Aim: Give every entry again, word for word and in full.

Records to use:

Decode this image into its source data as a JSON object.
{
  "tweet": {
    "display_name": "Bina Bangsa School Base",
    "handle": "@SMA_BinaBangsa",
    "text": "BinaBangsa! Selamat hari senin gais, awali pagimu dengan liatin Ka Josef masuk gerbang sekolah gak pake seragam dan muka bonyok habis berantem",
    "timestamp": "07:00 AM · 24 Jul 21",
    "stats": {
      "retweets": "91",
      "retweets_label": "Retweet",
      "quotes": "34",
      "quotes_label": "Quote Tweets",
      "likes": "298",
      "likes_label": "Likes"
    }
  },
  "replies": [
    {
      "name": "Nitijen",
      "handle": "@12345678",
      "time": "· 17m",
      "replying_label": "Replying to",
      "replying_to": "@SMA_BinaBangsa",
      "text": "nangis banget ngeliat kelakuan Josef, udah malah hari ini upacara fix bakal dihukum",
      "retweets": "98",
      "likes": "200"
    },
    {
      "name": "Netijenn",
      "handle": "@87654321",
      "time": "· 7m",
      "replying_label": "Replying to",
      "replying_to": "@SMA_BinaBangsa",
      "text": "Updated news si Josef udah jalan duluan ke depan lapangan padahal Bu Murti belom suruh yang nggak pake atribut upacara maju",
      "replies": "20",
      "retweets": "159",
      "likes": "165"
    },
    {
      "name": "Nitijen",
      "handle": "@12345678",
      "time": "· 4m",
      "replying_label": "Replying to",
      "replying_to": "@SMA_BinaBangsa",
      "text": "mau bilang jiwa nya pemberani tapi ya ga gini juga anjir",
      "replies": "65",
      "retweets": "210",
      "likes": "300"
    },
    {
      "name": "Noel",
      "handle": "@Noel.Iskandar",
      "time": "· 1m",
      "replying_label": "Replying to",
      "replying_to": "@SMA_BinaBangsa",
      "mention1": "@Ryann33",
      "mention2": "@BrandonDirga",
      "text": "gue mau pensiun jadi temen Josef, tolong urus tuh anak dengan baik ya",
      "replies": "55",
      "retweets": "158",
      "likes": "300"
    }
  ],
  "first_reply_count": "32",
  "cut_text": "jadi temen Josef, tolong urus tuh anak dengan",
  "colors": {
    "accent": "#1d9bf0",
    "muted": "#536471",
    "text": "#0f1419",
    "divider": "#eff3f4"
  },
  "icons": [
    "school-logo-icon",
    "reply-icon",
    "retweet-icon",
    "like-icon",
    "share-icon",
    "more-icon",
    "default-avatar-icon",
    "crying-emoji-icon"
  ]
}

Task answer:
Decode this image into its source data as a JSON object.
{
  "tweet": {
    "display_name": "Bina Bangsa School Base",
    "handle": "@SMA_BinaBangsa",
    "text": "BinaBangsa! Selamat hari senin gais, awali pagimu dengan liatin Ka Josef masuk gerbang sekolah gak pake seragam dan muka bonyok habis berantem",
    "timestamp": "07:00 AM · 24 Jul 21",
    "stats": {
      "retweets": "91",
      "retweets_label": "Retweet",
      "quotes": "34",
      "quotes_label": "Quote Tweets",
      "likes": "298",
      "likes_label": "Likes"
    }
  },
  "replies": [
    {
      "name": "Nitijen",
      "handle": "@12345678",
      "time": "· 17m",
      "replying_label": "Replying to",
      "replying_to": "@SMA_BinaBangsa",
      "text": "nangis banget ngeliat kelakuan Josef, udah malah hari ini upacara fix bakal dihukum",
      "retweets": "98",
      "likes": "200"
    },
    {
      "name": "Netijenn",
      "handle": "@87654321",
      "time": "· 7m",
      "replying_label": "Replying to",
      "replying_to": "@SMA_BinaBangsa",
      "text": "Updated news si Josef udah jalan duluan ke depan lapangan padahal Bu Murti belom suruh yang nggak pake atribut upacara maju",
      "replies": "20",
      "retweets": "159",
      "likes": "165"
    },
    {
      "name": "Nitijen",
      "handle": "@12345678",
      "time": "· 4m",
      "replying_label": "Replying to",
      "replying_to": "@SMA_BinaBangsa",
      "text": "mau bilang jiwa nya pemberani tapi ya ga gini juga anjir",
      "replies": "65",
      "retweets": "210",
      "likes": "300"
    },
    {
      "name": "Noel",
      "handle": "@Noel.Iskandar",
      "time": "· 1m",
      "replying_label": "Replying to",
      "replying_to": "@SMA_BinaBangsa",
      "mention1": "@Ryann33",
      "mention2": "@BrandonDirga",
      "text": "gue mau pensiun jadi temen Josef, tolong urus tuh anak dengan baik ya",
      "replies": "55",
      "retweets": "158",
      "likes": "300"
    }
  ],
  "first_reply_count": "32",
  "cut_text": "jadi temen Josef, tolong urus tuh anak dengan",
  "colors": {
    "accent": "#1d9bf0",
    "muted": "#536471",
    "text": "#0f1419",
    "divider": "#eff3f4"
  },
  "icons": [
    "school-logo-icon",
    "reply-icon",
    "retweet-icon",
    "like-icon",
    "share-icon",
    "more-icon",
    "default-avatar-icon",
    "crying-emoji-icon"
  ]
}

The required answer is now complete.